EXCERPT
■ ■ ■ ■
Functor implementation in JavaScript

Question

I try to implement a Functor in JavaScript.

A diagram of definition to the Functor is as follows:

or in nLab

https://ncatlab.org/nlab/show/functor

Here, as you see F(f) expression looks typical in category diagrams.

I managed to implement Array.map as a Functor in JavaScript as follows:

  const compose = f => g => x => g(f(x));

  const f = a => a * 2;
  
  const F = a => [a];

  const A = 1;
  const FA = F(A); //[1]
  const Ff = compose(f)(F);

  const FB = Ff([FA]);

  console.log(FB); //[2]

F = a => [a]

when A = 1,

F(1) = [1]

However, although I understand what F(f) means,

F(f) = [f]

won't work as a function in JavaScript, at least. .

In fact, only what I can think of an adequate way is function composition such as:

compose(f)(F).

Also, I did

FB = Ff([FA])

to make it work, however, I think this expression smartly works only for array, and in other cases, things go wrong.

So, here is my question.

Although I understand what F(A) , F(B) , and F(B) suggests, and in fact, F(A), F(B) works, doesn't F(f) have to be composition of the functions not direct apply?

Or, in category theory, does it allow to express function composition of f and g as just g(f) implicitly??

Answer 1

After I had many answers here and was not satisfied with them, I've resolved by myself.

In terms of the diagram in nLab:

Here, X,Y,Z is identity morphism in fact.

So the Type of X,Y,Z and f,g,h is identical.

Therefore, we can write F(f) or F(X) consistently.
■ ■ ■ ■
STATED PROBLEM
Reproduce, word for word, the part of the JavaScript functor thread that opens with the words containing "So, here is" and closes with "just g(f) implicitly??". The listing after this point has no connection to the JavaScript functor thread.

DATASET EXTRACT
■ ■ ■ ■
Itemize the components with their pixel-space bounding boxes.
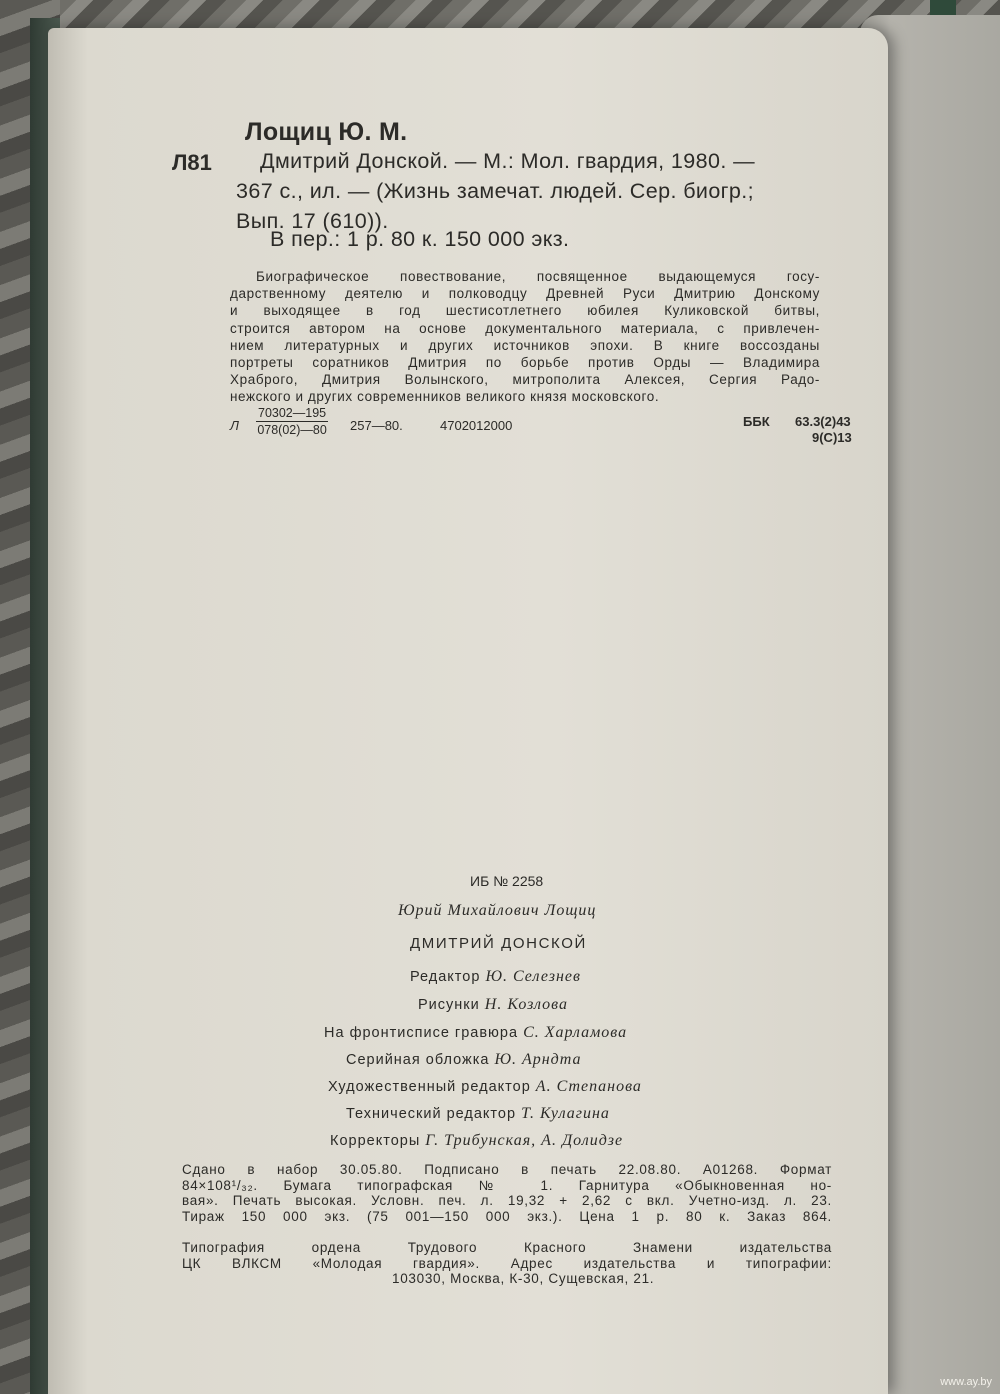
■ ■ ■ ■
SOLUTION
So, here is my question.

Although I understand what F(A) , F(B) , and F(B) suggests, and in fact, F(A), F(B) works, doesn't F(f) have to be composition of the functions not direct apply?

Or, in category theory, does it allow to express function composition of f and g as just g(f) implicitly??